● **What the exercise asks**: Rewrite the lines from the one containing "Localize all elements." through the one containing "x-tick-label-2022: 2022: [909, 790, 962, 817]", changing "Localize" to "Locate" and leaving everything else as it is.

● **Supplied data**:
───

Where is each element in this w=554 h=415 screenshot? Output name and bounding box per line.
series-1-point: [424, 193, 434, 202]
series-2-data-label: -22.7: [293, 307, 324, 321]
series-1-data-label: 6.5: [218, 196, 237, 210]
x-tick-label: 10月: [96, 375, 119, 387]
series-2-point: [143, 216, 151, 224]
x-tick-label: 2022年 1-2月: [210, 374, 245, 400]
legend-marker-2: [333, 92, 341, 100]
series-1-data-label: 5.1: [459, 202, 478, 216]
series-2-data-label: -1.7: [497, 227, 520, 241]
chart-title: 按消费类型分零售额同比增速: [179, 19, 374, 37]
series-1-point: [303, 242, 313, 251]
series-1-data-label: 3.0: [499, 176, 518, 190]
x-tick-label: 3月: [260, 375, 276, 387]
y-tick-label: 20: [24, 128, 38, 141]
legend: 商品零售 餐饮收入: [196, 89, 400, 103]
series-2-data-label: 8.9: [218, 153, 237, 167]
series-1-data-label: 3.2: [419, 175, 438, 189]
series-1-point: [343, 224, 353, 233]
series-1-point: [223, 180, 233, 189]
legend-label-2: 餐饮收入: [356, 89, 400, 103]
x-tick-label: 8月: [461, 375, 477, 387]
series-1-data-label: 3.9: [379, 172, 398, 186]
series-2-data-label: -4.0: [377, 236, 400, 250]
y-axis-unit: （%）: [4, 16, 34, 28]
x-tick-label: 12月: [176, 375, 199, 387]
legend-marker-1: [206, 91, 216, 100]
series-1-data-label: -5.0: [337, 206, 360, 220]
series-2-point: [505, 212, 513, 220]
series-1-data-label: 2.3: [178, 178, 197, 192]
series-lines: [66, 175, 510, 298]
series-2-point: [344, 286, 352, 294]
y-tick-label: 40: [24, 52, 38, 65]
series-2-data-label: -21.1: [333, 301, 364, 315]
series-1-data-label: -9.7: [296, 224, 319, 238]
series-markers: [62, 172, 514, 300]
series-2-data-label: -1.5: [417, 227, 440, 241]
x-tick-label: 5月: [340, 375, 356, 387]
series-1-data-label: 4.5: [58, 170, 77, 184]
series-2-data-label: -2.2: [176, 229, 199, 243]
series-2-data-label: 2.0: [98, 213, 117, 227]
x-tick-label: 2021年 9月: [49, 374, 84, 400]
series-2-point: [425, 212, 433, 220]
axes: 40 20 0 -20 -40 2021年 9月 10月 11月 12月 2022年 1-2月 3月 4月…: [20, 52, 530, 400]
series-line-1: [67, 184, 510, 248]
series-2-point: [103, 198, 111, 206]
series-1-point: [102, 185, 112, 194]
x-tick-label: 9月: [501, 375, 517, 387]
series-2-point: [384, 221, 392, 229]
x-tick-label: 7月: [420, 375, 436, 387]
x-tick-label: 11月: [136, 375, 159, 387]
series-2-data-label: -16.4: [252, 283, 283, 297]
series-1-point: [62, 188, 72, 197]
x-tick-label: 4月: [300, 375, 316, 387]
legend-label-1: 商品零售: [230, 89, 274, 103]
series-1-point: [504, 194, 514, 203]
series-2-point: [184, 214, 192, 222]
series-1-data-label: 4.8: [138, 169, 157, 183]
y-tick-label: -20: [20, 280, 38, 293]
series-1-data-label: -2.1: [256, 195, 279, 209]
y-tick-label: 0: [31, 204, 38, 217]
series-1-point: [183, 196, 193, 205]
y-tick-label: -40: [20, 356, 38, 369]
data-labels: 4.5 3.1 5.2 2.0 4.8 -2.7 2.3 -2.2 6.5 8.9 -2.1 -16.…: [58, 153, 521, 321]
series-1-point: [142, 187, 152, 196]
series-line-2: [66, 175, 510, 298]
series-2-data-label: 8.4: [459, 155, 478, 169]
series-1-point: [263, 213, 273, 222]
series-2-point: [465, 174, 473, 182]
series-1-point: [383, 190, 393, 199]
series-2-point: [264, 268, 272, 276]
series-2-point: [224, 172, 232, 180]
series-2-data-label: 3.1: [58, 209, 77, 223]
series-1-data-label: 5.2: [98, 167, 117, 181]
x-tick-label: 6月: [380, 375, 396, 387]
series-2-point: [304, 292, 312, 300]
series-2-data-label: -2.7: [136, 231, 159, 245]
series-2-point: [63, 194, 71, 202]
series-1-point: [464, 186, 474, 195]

───

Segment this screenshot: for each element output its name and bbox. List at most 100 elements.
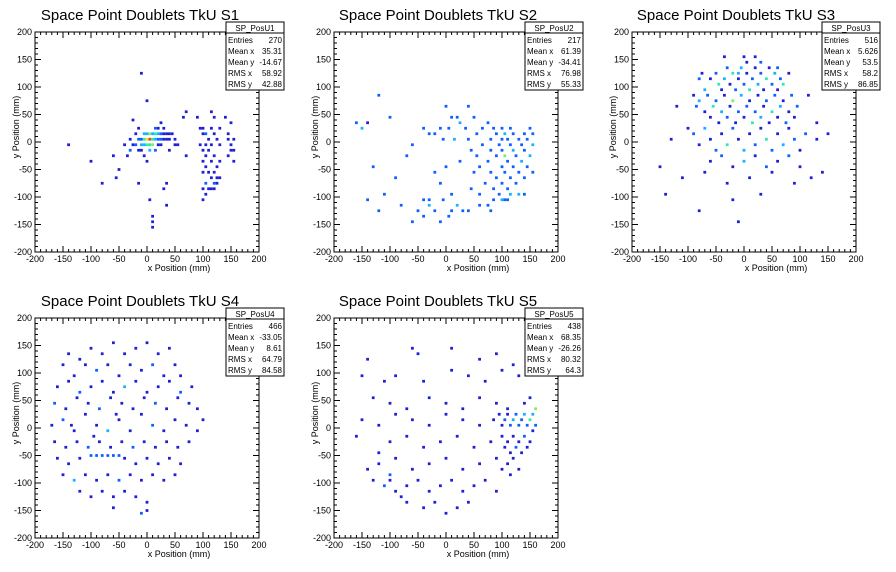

───

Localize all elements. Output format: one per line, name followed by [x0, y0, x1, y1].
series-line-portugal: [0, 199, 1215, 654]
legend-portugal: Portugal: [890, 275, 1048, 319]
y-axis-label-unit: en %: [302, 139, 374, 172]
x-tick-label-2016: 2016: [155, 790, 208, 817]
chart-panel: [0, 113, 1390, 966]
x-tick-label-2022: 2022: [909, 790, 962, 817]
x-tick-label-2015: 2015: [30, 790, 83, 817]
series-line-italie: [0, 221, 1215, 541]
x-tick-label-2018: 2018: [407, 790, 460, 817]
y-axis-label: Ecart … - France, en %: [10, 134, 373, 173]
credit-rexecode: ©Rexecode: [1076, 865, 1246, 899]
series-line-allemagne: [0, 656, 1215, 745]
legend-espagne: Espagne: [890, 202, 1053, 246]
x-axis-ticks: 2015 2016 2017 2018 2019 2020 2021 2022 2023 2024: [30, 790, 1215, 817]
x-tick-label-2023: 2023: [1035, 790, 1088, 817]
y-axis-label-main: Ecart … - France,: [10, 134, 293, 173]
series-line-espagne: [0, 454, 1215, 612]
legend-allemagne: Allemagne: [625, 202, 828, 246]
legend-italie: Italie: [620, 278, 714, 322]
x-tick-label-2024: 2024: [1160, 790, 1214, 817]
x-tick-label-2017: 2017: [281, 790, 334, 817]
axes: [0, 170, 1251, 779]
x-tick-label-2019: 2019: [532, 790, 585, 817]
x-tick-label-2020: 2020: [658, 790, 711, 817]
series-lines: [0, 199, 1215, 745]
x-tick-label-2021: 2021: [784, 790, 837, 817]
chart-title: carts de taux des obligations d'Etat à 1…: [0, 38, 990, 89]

───

● **Problem solution**:
Locate all elements. Output format: one per line, name followed by [x0, y0, x1, y1].
series-line-portugal: [0, 199, 1215, 654]
legend-portugal: Portugal: [890, 275, 1048, 319]
y-axis-label-unit: en %: [302, 139, 374, 172]
x-tick-label-2016: 2016: [155, 790, 208, 817]
chart-panel: [0, 113, 1390, 966]
x-tick-label-2022: 2022: [909, 790, 962, 817]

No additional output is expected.